_What the task requires_: Tally the lines that hold the word "Photo" and reply with that figure only.

----- Listed entries -----

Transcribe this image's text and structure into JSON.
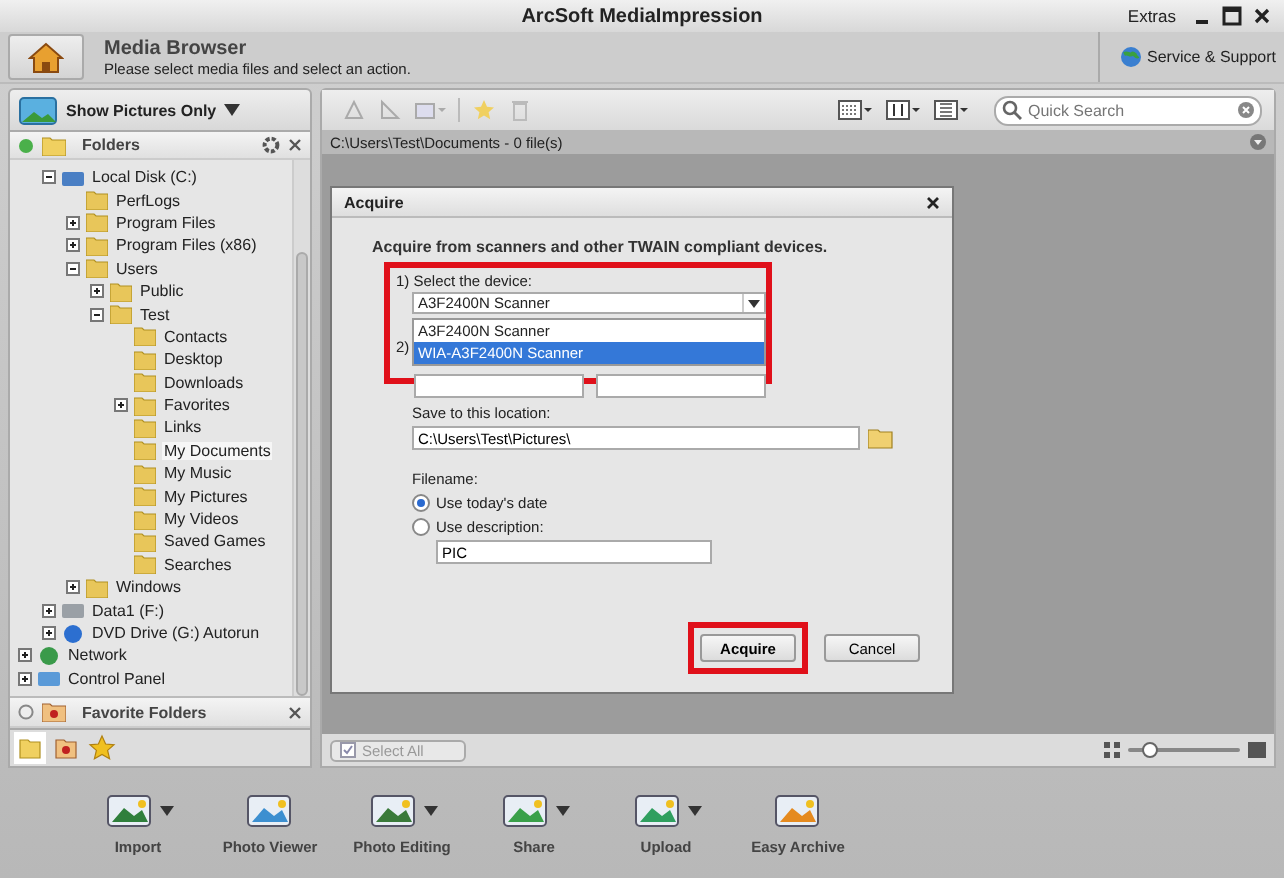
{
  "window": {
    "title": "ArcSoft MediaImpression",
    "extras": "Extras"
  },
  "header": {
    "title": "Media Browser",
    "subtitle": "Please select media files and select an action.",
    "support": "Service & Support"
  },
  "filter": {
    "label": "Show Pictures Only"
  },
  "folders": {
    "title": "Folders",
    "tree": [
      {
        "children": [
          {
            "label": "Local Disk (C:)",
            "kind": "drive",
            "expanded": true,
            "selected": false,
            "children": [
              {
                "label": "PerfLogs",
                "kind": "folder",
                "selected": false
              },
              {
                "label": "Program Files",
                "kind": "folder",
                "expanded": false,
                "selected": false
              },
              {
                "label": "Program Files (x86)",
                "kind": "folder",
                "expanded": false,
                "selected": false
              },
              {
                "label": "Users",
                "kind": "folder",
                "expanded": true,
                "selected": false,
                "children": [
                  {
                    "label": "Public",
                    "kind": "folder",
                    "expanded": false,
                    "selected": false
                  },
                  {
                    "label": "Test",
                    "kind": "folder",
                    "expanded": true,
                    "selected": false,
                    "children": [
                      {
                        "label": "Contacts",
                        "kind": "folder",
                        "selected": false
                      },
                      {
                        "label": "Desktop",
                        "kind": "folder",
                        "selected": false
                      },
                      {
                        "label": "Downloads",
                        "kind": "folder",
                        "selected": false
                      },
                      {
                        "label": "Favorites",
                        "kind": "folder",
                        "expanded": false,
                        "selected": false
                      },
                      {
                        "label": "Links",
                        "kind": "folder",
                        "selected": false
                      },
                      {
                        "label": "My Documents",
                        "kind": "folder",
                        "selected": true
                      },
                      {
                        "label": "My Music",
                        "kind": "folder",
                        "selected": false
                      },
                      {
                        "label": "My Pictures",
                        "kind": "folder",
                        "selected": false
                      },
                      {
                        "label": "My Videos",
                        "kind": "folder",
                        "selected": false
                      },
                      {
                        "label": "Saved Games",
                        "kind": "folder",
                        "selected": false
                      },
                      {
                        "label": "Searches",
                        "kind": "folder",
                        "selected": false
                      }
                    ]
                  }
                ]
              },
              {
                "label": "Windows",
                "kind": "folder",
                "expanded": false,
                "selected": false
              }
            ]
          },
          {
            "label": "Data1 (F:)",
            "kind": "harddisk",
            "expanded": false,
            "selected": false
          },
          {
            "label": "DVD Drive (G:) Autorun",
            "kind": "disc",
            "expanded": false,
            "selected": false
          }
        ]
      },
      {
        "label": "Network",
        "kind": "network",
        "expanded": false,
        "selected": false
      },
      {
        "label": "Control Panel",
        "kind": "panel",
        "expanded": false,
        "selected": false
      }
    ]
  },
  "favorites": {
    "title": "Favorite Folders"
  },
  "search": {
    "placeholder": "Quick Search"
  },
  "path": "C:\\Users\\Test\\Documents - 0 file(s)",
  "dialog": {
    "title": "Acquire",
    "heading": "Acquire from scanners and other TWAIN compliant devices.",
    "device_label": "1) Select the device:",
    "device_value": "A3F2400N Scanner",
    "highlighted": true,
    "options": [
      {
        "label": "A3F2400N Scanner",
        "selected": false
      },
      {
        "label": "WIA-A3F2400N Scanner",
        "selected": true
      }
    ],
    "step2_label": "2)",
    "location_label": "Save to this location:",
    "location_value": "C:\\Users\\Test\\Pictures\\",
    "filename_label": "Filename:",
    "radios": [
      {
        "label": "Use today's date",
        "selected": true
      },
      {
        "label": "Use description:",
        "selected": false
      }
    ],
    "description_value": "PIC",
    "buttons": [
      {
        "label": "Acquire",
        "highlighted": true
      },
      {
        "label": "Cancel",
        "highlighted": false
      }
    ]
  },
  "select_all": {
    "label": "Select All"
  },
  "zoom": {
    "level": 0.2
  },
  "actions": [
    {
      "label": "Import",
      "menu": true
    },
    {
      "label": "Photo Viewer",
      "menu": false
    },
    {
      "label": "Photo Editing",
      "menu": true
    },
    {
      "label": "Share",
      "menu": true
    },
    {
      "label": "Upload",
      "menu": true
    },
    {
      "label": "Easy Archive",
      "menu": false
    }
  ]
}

-----
----- Listed entries -----

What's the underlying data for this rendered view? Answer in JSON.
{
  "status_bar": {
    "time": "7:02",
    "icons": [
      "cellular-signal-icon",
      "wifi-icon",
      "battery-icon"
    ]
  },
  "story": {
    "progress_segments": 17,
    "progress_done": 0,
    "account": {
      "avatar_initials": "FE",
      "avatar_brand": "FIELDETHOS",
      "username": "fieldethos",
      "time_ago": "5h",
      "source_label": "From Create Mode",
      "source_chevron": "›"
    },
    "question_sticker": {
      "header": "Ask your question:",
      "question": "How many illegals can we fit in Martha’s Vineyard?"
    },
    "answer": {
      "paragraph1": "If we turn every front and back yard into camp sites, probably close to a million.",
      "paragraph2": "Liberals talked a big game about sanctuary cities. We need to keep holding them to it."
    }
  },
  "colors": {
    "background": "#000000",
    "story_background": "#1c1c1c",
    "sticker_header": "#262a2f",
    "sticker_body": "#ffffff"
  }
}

-----

_Written reply_: 2